#### REQUIRED WORK
Without the pictures, print each of the records below exactly as it appears.

---- DATASET EXTRACT

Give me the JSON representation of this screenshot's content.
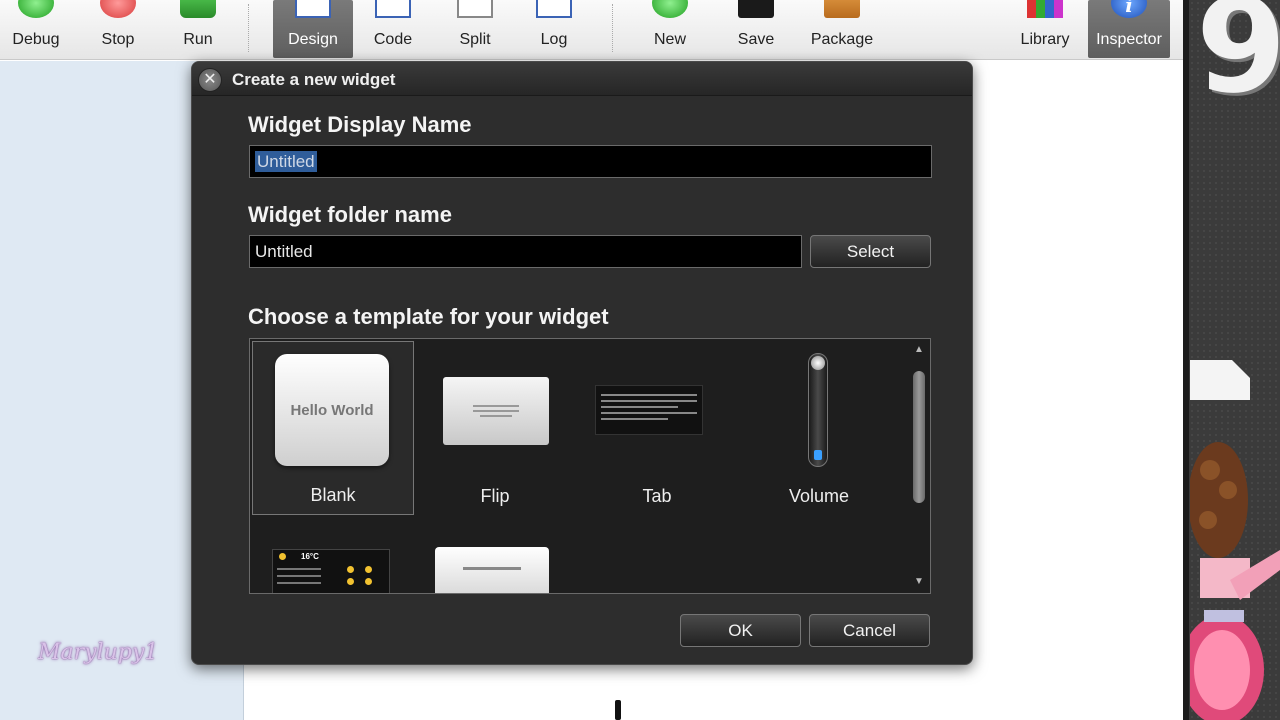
{
  "toolbar": {
    "buttons": [
      {
        "label": "Debug"
      },
      {
        "label": "Stop"
      },
      {
        "label": "Run"
      },
      {
        "label": "Design"
      },
      {
        "label": "Code"
      },
      {
        "label": "Split"
      },
      {
        "label": "Log"
      },
      {
        "label": "New"
      },
      {
        "label": "Save"
      },
      {
        "label": "Package"
      },
      {
        "label": "Library"
      },
      {
        "label": "Inspector"
      }
    ],
    "active": [
      "Design",
      "Inspector"
    ]
  },
  "dialog": {
    "title": "Create a new widget",
    "close_icon": "✕",
    "display_name": {
      "label": "Widget Display Name",
      "value": "Untitled"
    },
    "folder_name": {
      "label": "Widget folder name",
      "value": "Untitled",
      "select_label": "Select"
    },
    "templates": {
      "label": "Choose a template for your widget",
      "items": [
        {
          "name": "Blank",
          "thumb_text": "Hello World"
        },
        {
          "name": "Flip"
        },
        {
          "name": "Tab"
        },
        {
          "name": "Volume"
        }
      ],
      "weather_thumb_temp": "16°C"
    },
    "ok_label": "OK",
    "cancel_label": "Cancel"
  },
  "watermark": "Marylupy1",
  "background_digit": "9"
}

--------

#### TASK SOLUTION
Give me the JSON representation of this screenshot's content.
{
  "toolbar": {
    "buttons": [
      {
        "label": "Debug"
      },
      {
        "label": "Stop"
      },
      {
        "label": "Run"
      },
      {
        "label": "Design"
      },
      {
        "label": "Code"
      },
      {
        "label": "Split"
      },
      {
        "label": "Log"
      },
      {
        "label": "New"
      },
      {
        "label": "Save"
      },
      {
        "label": "Package"
      },
      {
        "label": "Library"
      },
      {
        "label": "Inspector"
      }
    ],
    "active": [
      "Design",
      "Inspector"
    ]
  },
  "dialog": {
    "title": "Create a new widget",
    "close_icon": "✕",
    "display_name": {
      "label": "Widget Display Name",
      "value": "Untitled"
    },
    "folder_name": {
      "label": "Widget folder name",
      "value": "Untitled",
      "select_label": "Select"
    },
    "templates": {
      "label": "Choose a template for your widget",
      "items": [
        {
          "name": "Blank",
          "thumb_text": "Hello World"
        },
        {
          "name": "Flip"
        },
        {
          "name": "Tab"
        },
        {
          "name": "Volume"
        }
      ],
      "weather_thumb_temp": "16°C"
    },
    "ok_label": "OK",
    "cancel_label": "Cancel"
  },
  "watermark": "Marylupy1",
  "background_digit": "9"
}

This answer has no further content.